* **Task to carry out**
All of the records below must be output exactly, with no pictures carried over.

* **Records supplied**
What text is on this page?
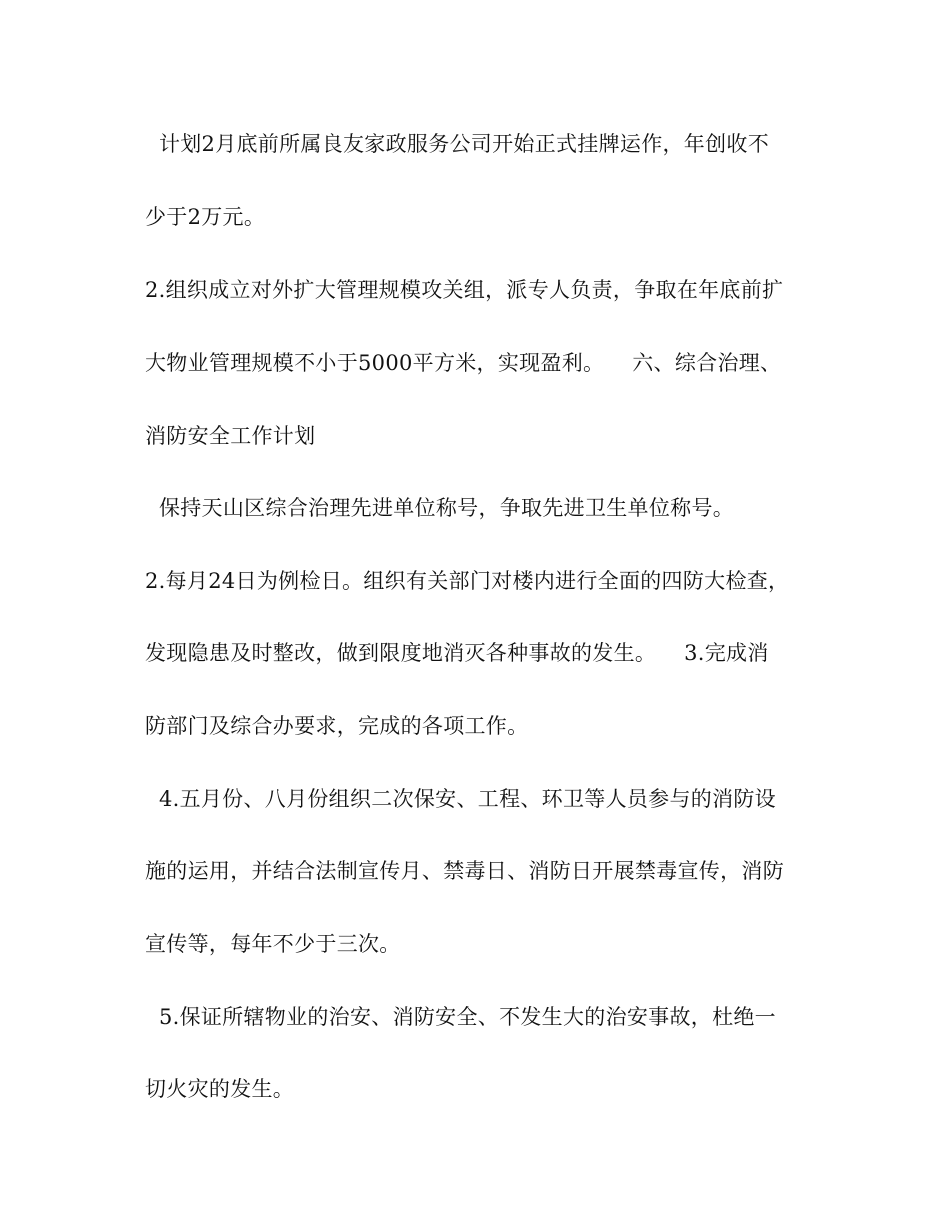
计划2月底前所属良友家政服务公司开始正式挂牌运作，年创收不
少于2万元。
2.组织成立对外扩大管理规模攻关组，派专人负责，争取在年底前扩
大物业管理规模不小于5000平方米，实现盈利。    六、综合治理、
消防安全工作计划
保持天山区综合治理先进单位称号，争取先进卫生单位称号。
2.每月24日为例检日。组织有关部门对楼内进行全面的四防大检查，
发现隐患及时整改，做到限度地消灭各种事故的发生。    3.完成消
防部门及综合办要求，完成的各项工作。
4.五月份、八月份组织二次保安、工程、环卫等人员参与的消防设
施的运用，并结合法制宣传月、禁毒日、消防日开展禁毒宣传，消防
宣传等，每年不少于三次。
5.保证所辖物业的治安、消防安全、不发生大的治安事故，杜绝一
切火灾的发生。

* **Finished answer**
What text is on this page?
计划2月底前所属良友家政服务公司开始正式挂牌运作，年创收不
少于2万元。
2.组织成立对外扩大管理规模攻关组，派专人负责，争取在年底前扩
大物业管理规模不小于5000平方米，实现盈利。    六、综合治理、
消防安全工作计划
保持天山区综合治理先进单位称号，争取先进卫生单位称号。
2.每月24日为例检日。组织有关部门对楼内进行全面的四防大检查，
发现隐患及时整改，做到限度地消灭各种事故的发生。    3.完成消
防部门及综合办要求，完成的各项工作。
4.五月份、八月份组织二次保安、工程、环卫等人员参与的消防设
施的运用，并结合法制宣传月、禁毒日、消防日开展禁毒宣传，消防
宣传等，每年不少于三次。
5.保证所辖物业的治安、消防安全、不发生大的治安事故，杜绝一
切火灾的发生。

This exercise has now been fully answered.